• Information shown:

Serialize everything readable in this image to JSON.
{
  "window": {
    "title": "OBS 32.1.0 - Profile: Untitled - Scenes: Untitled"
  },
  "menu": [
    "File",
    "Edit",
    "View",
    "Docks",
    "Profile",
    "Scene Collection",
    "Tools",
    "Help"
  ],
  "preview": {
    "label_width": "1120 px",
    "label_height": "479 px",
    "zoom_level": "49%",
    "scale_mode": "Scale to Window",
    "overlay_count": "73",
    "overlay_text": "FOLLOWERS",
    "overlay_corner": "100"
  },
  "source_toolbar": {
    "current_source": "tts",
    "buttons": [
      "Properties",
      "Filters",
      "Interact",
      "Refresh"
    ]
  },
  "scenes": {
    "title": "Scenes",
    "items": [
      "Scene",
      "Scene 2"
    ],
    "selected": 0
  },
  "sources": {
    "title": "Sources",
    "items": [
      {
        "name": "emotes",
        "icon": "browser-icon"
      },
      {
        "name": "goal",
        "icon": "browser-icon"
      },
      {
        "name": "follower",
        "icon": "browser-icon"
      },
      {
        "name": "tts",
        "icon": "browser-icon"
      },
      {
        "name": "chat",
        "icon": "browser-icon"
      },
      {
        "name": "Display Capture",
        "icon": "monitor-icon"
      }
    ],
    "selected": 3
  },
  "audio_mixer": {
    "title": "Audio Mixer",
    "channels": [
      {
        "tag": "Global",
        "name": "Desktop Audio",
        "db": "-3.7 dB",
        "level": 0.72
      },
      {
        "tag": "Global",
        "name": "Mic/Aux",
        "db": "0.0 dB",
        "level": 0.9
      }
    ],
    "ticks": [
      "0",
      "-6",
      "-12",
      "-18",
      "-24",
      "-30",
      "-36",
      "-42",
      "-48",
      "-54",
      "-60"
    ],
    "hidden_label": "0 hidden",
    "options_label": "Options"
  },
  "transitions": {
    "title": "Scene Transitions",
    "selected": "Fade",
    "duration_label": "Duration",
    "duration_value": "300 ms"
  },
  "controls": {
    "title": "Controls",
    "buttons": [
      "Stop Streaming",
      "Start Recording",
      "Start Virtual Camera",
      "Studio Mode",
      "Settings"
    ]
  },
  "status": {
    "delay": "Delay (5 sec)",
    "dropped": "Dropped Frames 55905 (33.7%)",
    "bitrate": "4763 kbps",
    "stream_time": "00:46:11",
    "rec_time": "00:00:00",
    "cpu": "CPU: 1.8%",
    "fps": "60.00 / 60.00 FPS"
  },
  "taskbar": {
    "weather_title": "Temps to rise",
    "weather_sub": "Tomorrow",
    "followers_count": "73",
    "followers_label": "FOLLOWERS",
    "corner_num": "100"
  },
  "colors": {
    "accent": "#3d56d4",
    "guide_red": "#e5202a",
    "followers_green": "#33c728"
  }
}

• What needs to be done: Every entry should be printed again exactly as written.

• Exercise result:
Serialize everything readable in this image to JSON.
{
  "window": {
    "title": "OBS 32.1.0 - Profile: Untitled - Scenes: Untitled"
  },
  "menu": [
    "File",
    "Edit",
    "View",
    "Docks",
    "Profile",
    "Scene Collection",
    "Tools",
    "Help"
  ],
  "preview": {
    "label_width": "1120 px",
    "label_height": "479 px",
    "zoom_level": "49%",
    "scale_mode": "Scale to Window",
    "overlay_count": "73",
    "overlay_text": "FOLLOWERS",
    "overlay_corner": "100"
  },
  "source_toolbar": {
    "current_source": "tts",
    "buttons": [
      "Properties",
      "Filters",
      "Interact",
      "Refresh"
    ]
  },
  "scenes": {
    "title": "Scenes",
    "items": [
      "Scene",
      "Scene 2"
    ],
    "selected": 0
  },
  "sources": {
    "title": "Sources",
    "items": [
      {
        "name": "emotes",
        "icon": "browser-icon"
      },
      {
        "name": "goal",
        "icon": "browser-icon"
      },
      {
        "name": "follower",
        "icon": "browser-icon"
      },
      {
        "name": "tts",
        "icon": "browser-icon"
      },
      {
        "name": "chat",
        "icon": "browser-icon"
      },
      {
        "name": "Display Capture",
        "icon": "monitor-icon"
      }
    ],
    "selected": 3
  },
  "audio_mixer": {
    "title": "Audio Mixer",
    "channels": [
      {
        "tag": "Global",
        "name": "Desktop Audio",
        "db": "-3.7 dB",
        "level": 0.72
      },
      {
        "tag": "Global",
        "name": "Mic/Aux",
        "db": "0.0 dB",
        "level": 0.9
      }
    ],
    "ticks": [
      "0",
      "-6",
      "-12",
      "-18",
      "-24",
      "-30",
      "-36",
      "-42",
      "-48",
      "-54",
      "-60"
    ],
    "hidden_label": "0 hidden",
    "options_label": "Options"
  },
  "transitions": {
    "title": "Scene Transitions",
    "selected": "Fade",
    "duration_label": "Duration",
    "duration_value": "300 ms"
  },
  "controls": {
    "title": "Controls",
    "buttons": [
      "Stop Streaming",
      "Start Recording",
      "Start Virtual Camera",
      "Studio Mode",
      "Settings"
    ]
  },
  "status": {
    "delay": "Delay (5 sec)",
    "dropped": "Dropped Frames 55905 (33.7%)",
    "bitrate": "4763 kbps",
    "stream_time": "00:46:11",
    "rec_time": "00:00:00",
    "cpu": "CPU: 1.8%",
    "fps": "60.00 / 60.00 FPS"
  },
  "taskbar": {
    "weather_title": "Temps to rise",
    "weather_sub": "Tomorrow",
    "followers_count": "73",
    "followers_label": "FOLLOWERS",
    "corner_num": "100"
  },
  "colors": {
    "accent": "#3d56d4",
    "guide_red": "#e5202a",
    "followers_green": "#33c728"
  }
}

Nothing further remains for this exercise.